### Task to complete
Copy out every record below, word for word.

### Data supplied
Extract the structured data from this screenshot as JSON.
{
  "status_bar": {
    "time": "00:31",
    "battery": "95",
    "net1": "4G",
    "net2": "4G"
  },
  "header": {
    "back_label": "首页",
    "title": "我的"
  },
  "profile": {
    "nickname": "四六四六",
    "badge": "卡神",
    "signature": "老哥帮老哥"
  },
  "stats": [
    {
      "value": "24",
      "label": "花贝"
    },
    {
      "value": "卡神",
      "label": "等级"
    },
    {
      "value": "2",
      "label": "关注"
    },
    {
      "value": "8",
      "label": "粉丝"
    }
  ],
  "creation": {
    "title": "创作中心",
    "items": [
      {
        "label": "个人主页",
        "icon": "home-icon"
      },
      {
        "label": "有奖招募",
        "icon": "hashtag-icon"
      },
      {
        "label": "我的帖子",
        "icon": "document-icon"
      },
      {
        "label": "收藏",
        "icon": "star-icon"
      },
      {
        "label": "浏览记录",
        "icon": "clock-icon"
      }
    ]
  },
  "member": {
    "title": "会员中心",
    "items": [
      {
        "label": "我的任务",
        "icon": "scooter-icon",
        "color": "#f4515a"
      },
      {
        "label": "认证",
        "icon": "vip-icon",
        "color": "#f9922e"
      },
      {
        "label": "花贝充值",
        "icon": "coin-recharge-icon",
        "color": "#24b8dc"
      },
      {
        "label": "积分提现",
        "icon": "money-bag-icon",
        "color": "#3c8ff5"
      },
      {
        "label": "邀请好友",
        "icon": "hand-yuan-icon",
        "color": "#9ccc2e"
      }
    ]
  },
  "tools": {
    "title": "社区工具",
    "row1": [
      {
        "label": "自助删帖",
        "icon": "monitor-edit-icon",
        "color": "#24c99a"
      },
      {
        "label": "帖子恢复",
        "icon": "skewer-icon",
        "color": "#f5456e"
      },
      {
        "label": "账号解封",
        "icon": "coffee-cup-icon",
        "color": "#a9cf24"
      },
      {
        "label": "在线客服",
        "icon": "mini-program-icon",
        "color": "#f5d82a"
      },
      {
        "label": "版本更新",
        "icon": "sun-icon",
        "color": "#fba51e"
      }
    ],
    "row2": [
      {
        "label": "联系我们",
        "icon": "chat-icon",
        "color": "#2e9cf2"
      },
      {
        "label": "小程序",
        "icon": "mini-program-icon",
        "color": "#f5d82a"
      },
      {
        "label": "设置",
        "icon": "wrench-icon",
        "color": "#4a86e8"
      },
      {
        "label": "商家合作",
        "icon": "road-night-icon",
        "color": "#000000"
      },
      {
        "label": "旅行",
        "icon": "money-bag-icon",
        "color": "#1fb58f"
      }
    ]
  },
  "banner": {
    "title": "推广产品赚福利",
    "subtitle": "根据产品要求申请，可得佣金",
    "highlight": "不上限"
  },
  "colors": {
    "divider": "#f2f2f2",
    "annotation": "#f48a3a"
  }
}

### Written response
Extract the structured data from this screenshot as JSON.
{
  "status_bar": {
    "time": "00:31",
    "battery": "95",
    "net1": "4G",
    "net2": "4G"
  },
  "header": {
    "back_label": "首页",
    "title": "我的"
  },
  "profile": {
    "nickname": "四六四六",
    "badge": "卡神",
    "signature": "老哥帮老哥"
  },
  "stats": [
    {
      "value": "24",
      "label": "花贝"
    },
    {
      "value": "卡神",
      "label": "等级"
    },
    {
      "value": "2",
      "label": "关注"
    },
    {
      "value": "8",
      "label": "粉丝"
    }
  ],
  "creation": {
    "title": "创作中心",
    "items": [
      {
        "label": "个人主页",
        "icon": "home-icon"
      },
      {
        "label": "有奖招募",
        "icon": "hashtag-icon"
      },
      {
        "label": "我的帖子",
        "icon": "document-icon"
      },
      {
        "label": "收藏",
        "icon": "star-icon"
      },
      {
        "label": "浏览记录",
        "icon": "clock-icon"
      }
    ]
  },
  "member": {
    "title": "会员中心",
    "items": [
      {
        "label": "我的任务",
        "icon": "scooter-icon",
        "color": "#f4515a"
      },
      {
        "label": "认证",
        "icon": "vip-icon",
        "color": "#f9922e"
      },
      {
        "label": "花贝充值",
        "icon": "coin-recharge-icon",
        "color": "#24b8dc"
      },
      {
        "label": "积分提现",
        "icon": "money-bag-icon",
        "color": "#3c8ff5"
      },
      {
        "label": "邀请好友",
        "icon": "hand-yuan-icon",
        "color": "#9ccc2e"
      }
    ]
  },
  "tools": {
    "title": "社区工具",
    "row1": [
      {
        "label": "自助删帖",
        "icon": "monitor-edit-icon",
        "color": "#24c99a"
      },
      {
        "label": "帖子恢复",
        "icon": "skewer-icon",
        "color": "#f5456e"
      },
      {
        "label": "账号解封",
        "icon": "coffee-cup-icon",
        "color": "#a9cf24"
      },
      {
        "label": "在线客服",
        "icon": "mini-program-icon",
        "color": "#f5d82a"
      },
      {
        "label": "版本更新",
        "icon": "sun-icon",
        "color": "#fba51e"
      }
    ],
    "row2": [
      {
        "label": "联系我们",
        "icon": "chat-icon",
        "color": "#2e9cf2"
      },
      {
        "label": "小程序",
        "icon": "mini-program-icon",
        "color": "#f5d82a"
      },
      {
        "label": "设置",
        "icon": "wrench-icon",
        "color": "#4a86e8"
      },
      {
        "label": "商家合作",
        "icon": "road-night-icon",
        "color": "#000000"
      },
      {
        "label": "旅行",
        "icon": "money-bag-icon",
        "color": "#1fb58f"
      }
    ]
  },
  "banner": {
    "title": "推广产品赚福利",
    "subtitle": "根据产品要求申请，可得佣金",
    "highlight": "不上限"
  },
  "colors": {
    "divider": "#f2f2f2",
    "annotation": "#f48a3a"
  }
}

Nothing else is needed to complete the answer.